_Source text_.
================================

Member of the Flemish Parliament
- Incumbent
- Assumed office 2019

Personal details
- Born: 30 October 1997 (age 28) Sint-Niklaas, Belgium
- Party: Vlaams Belang
- Education: University of Antwerp

= Filip Brusselmans =

Flemish politician

Filip Brusselmans (born 30 October 1997) is a Belgian politician and political activist.

==Early life==
Brusselmans was born in Sint-Niklaas. He studied political science at the University of Antwerp where he became active in the Katholiek Vlaams Hoogstudentenverbond.

==Career==
Since 2019, Brusselmans has been a member of the Flemish Parliament for Vlaams Belang and is currently the youngest representative to serve in the Flemish Parliament. He was elected as chairman of the VB's youth wing Vlaams Belang Jongeren in 2020.

In January 2018, Brusselmans made headlines and caused some controversy when he criticized the media attention given to the gender reassignment of transgender Belgian television presenter Bo Van Spilbeeck, which he described as a "surrender to the absurd". In December 2018, Brusselmans and Dries Van Langenhove helped to organize the March against Marrakesh along with several Flemish nationalist groups such as Vlaams Belang Jongeren, Voorpost and the Nationalistische Studentenvereniging which protested Belgium's decision to adopt the UN Global Compact on Migration.

In 2020, Brusselmans received death threats and was given police protection.

Brusselmans was interviewed by the 2024 uncovered Russian influence network "Voice of Europe".

================================

_Source material_.
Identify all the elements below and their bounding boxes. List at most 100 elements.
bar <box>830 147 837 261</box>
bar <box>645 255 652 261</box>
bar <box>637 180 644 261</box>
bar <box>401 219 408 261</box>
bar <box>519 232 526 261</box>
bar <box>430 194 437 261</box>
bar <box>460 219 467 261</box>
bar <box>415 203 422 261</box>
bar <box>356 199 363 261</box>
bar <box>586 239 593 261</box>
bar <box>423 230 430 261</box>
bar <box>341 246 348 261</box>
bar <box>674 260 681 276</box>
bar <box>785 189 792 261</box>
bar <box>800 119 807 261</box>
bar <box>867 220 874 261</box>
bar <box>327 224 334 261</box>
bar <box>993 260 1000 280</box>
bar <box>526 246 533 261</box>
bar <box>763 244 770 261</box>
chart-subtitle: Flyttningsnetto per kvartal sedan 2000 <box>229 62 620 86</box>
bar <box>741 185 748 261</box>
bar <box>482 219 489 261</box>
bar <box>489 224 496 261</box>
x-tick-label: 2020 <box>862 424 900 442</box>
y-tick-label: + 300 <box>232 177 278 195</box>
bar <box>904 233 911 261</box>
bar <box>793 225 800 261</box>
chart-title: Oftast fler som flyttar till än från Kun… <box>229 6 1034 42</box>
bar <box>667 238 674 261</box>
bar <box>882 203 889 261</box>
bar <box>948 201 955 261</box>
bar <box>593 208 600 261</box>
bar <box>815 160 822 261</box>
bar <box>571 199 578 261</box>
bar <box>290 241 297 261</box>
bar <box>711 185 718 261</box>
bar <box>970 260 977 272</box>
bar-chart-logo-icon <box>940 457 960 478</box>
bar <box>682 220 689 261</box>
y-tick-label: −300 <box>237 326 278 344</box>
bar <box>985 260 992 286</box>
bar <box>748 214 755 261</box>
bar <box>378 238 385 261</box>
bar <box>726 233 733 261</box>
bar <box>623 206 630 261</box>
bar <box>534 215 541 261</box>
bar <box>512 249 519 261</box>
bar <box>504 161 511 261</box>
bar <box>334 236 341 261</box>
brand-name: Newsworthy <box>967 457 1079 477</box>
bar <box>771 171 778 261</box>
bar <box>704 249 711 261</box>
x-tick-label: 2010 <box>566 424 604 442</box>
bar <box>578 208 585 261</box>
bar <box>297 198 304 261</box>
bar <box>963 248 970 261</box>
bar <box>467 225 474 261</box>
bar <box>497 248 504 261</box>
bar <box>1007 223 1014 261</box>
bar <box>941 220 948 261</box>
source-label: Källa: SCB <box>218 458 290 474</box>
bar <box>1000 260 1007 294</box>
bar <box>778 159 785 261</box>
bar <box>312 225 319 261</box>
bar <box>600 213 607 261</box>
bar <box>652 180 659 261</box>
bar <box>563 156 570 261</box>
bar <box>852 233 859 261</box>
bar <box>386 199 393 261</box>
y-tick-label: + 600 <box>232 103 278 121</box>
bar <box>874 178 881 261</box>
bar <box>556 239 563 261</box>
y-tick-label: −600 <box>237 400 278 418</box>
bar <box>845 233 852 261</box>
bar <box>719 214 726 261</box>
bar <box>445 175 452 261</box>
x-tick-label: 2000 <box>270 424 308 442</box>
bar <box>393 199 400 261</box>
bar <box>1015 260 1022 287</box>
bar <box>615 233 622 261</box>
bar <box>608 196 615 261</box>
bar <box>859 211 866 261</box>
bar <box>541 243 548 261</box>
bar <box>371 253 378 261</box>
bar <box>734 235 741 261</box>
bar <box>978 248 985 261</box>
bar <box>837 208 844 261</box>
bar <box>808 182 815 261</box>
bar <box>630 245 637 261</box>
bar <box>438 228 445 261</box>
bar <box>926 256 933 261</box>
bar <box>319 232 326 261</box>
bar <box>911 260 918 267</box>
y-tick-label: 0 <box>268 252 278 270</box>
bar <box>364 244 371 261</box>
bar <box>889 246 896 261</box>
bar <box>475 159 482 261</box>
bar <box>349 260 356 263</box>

================================

_Work item_.
Answer these from the text on Filip Brusselmans:
(a) At which university did he study political science?
(b) In what year was he elected chairman of Vlaams Belang Jongeren?
(c) What decision did the March against Marrakesh protest?

_Answer for this exercise_.
(a) The University of Antwerp.
(b) 2020.
(c) Belgium's decision to adopt the UN Global Compact on Migration.